▶ Kutipan Dokumen
== == ==

SIRAH NABAWIAH
BAB 3
MENIKAH DENGAN KHADIJAH
Ketika beliau pulang ke Mekkah dan
Khadijah melihat betapa amanahnya beliau terhadap harta yang diserahkan
kepadanya, begitu juga dengan keberkahan dari hasil perdagangan yang belum
pernah didapatinya sebelum itu, ditambah lagi informasi dari budaknya, Maisarah
perihal budi pekerti beliau nan demikian manis, sifat-sifat yang mulia,
ketajaman berpikir, cara bicara yang jujur dan cara hidup yang penuh amanah,
maka dia seakan menemukan apa yang didambakannya selama ini (yakni, calon
pendamping idaman-penj.). Padahal, banyak sekali para pemuka dan kepala suku
yang demikian antusias untuk menikahinya namun semuanya dia tolak. Akhirnya dia
menyampaikan curahan hatinya kepada teman wanitanya Nafisah binti Munayyah yang
kemudian bergegas menemui beliau dan membeberkan rahasia tersebut kepadanya
seraya menganjurkan agar beliau menikahi Khadijah. Beliau pun menyetujuinya dan
merundingkan hal tersebut dengan paman-pamannya. Kemudian mereka mendatangi
paman Khadijah untuk melamarnya buat beliau. Tak berapa lama setelah itu,
pernikahan dilangsungkan. Akad tersebut dihadiri oleh Bani Hasyim dan para
pemimpin suku Mudhar. Pernikahan tersebut berlangsung dua bulan setelah
kepulangan beliau dari negeri Syam. Beliau menyerahkan mahar sebanyak dua puluh
ekor onta muda. Ketika itu, Khadijah sudah berusia 40 tahun. Dia adalah wanita
yang paling terhormat nasabnya, paling banyak hartanya dan paling cerdas
otaknya di kalangan kaumnya. Dialah wanita pertama yang dinikahi oleh
Rasulullah beliau tidak pernah memadunya dengan wanita lain hingga dia wafat.

== == ==

▶ Daftar Tugas
a) Tolong ringkas kutipan tentang pernikahan dengan Khadijah di atas dalam dua kalimat.
b) Tukar "Failed" dengan "Gagal" pada baris data di bawah, mulai dari baris yang memuat "test-duration: 760ms <box>1082" sampai baris yang memuat "detail-row-duration: Duration 0s". Tuliskan kembali hanya baris-baris tersebut tanpa perubahan lain.

== == ==

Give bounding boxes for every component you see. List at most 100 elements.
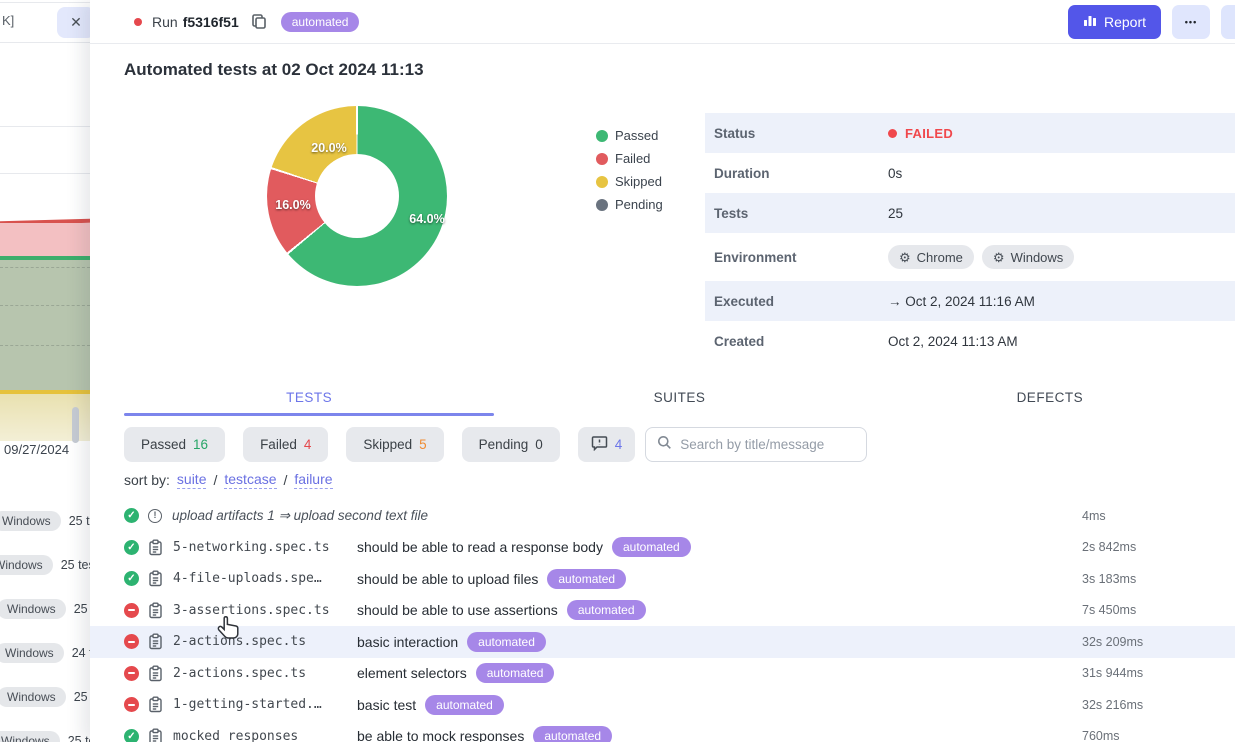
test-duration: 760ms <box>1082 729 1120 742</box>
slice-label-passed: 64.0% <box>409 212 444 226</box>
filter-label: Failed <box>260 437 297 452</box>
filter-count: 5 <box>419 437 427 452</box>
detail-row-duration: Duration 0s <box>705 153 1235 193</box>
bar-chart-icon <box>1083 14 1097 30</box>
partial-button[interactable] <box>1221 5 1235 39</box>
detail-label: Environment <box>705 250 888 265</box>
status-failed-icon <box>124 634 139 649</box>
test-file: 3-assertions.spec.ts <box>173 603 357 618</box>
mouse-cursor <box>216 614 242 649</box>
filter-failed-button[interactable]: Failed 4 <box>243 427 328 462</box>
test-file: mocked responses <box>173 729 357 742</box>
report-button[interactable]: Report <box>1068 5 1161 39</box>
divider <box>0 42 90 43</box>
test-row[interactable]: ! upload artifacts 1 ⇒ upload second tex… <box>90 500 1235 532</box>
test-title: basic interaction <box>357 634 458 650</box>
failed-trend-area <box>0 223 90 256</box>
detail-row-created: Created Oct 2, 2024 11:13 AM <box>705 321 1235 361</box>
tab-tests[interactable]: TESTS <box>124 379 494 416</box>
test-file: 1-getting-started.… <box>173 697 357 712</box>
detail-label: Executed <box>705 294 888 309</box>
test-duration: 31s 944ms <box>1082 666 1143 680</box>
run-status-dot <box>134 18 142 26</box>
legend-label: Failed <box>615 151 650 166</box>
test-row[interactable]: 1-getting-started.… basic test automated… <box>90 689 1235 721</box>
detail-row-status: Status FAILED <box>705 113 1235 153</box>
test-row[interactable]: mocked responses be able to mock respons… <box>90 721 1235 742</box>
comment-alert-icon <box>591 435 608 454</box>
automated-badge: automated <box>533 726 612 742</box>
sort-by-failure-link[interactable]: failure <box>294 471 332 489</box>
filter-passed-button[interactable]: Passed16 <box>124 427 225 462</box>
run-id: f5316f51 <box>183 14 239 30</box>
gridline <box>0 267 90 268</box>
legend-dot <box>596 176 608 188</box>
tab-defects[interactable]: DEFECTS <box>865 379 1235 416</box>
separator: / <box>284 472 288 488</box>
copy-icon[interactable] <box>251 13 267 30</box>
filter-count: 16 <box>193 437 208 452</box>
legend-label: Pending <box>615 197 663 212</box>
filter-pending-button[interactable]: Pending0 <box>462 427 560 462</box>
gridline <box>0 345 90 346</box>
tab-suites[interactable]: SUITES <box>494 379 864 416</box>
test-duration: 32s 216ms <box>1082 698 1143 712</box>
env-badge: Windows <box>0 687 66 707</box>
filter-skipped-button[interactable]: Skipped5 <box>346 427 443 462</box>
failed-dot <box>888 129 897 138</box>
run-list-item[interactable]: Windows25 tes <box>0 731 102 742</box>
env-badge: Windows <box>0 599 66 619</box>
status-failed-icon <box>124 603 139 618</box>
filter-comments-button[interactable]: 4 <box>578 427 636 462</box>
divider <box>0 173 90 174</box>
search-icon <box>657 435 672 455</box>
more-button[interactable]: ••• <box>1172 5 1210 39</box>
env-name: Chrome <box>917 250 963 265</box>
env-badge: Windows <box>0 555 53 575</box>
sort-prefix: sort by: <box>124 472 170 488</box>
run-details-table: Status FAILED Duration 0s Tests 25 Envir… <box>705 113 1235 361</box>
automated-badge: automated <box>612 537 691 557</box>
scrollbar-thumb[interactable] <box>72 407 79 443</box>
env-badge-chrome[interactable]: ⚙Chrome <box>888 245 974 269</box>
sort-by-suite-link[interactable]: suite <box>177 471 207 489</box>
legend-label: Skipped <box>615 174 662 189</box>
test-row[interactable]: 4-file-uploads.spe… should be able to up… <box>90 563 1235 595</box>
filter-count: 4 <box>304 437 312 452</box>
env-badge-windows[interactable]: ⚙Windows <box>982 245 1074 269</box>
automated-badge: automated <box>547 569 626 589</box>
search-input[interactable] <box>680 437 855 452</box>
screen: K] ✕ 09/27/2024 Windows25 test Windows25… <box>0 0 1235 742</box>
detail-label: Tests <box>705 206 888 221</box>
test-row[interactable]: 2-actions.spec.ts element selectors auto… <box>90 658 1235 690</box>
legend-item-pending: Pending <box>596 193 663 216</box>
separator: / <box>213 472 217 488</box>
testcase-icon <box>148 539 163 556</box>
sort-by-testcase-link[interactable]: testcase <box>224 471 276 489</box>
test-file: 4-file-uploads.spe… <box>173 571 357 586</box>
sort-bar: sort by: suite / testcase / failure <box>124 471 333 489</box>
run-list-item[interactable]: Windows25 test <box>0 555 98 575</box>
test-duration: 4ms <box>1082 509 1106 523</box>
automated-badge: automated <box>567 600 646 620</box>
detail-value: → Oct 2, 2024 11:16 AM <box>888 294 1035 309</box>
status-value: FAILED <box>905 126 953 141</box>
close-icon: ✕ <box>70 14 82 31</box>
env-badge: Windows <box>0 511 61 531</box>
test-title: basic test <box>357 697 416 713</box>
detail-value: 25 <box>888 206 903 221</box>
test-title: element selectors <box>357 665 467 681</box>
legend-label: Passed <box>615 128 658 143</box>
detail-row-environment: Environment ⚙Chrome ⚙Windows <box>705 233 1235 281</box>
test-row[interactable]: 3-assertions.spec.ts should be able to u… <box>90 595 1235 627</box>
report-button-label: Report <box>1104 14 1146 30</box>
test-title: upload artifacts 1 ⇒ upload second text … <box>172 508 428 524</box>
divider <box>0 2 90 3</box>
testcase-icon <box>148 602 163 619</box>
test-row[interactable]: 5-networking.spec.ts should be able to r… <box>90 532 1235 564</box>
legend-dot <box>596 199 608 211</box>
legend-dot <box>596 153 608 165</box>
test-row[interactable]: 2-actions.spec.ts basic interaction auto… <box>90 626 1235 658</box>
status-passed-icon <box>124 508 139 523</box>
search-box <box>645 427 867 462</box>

== == ==

▶ Pembahasan Jawaban
a) Setelah melihat amanah beliau terhadap harta yang diserahkan dan mendengar dari budaknya, Maisarah, tentang budi pekerti beliau, Khadijah menyampaikan curahan hatinya kepada Nafisah binti Munayyah, yang lalu menganjurkan beliau menikahi Khadijah. Beliau setuju, paman-pamannya melamar Khadijah kepada pamannya, dan pernikahan berlangsung dua bulan setelah beliau pulang dari negeri Syam dengan mahar dua puluh ekor onta muda, saat Khadijah berusia 40 tahun.

b)
test-duration: 760ms <box>1082 729 1120 742</box>
slice-label-passed: 64.0% <box>409 212 444 226</box>
filter-label: Gagal <box>260 437 297 452</box>
filter-count: 5 <box>419 437 427 452</box>
detail-row-duration: Duration 0s <box>705 153 1235 193</box>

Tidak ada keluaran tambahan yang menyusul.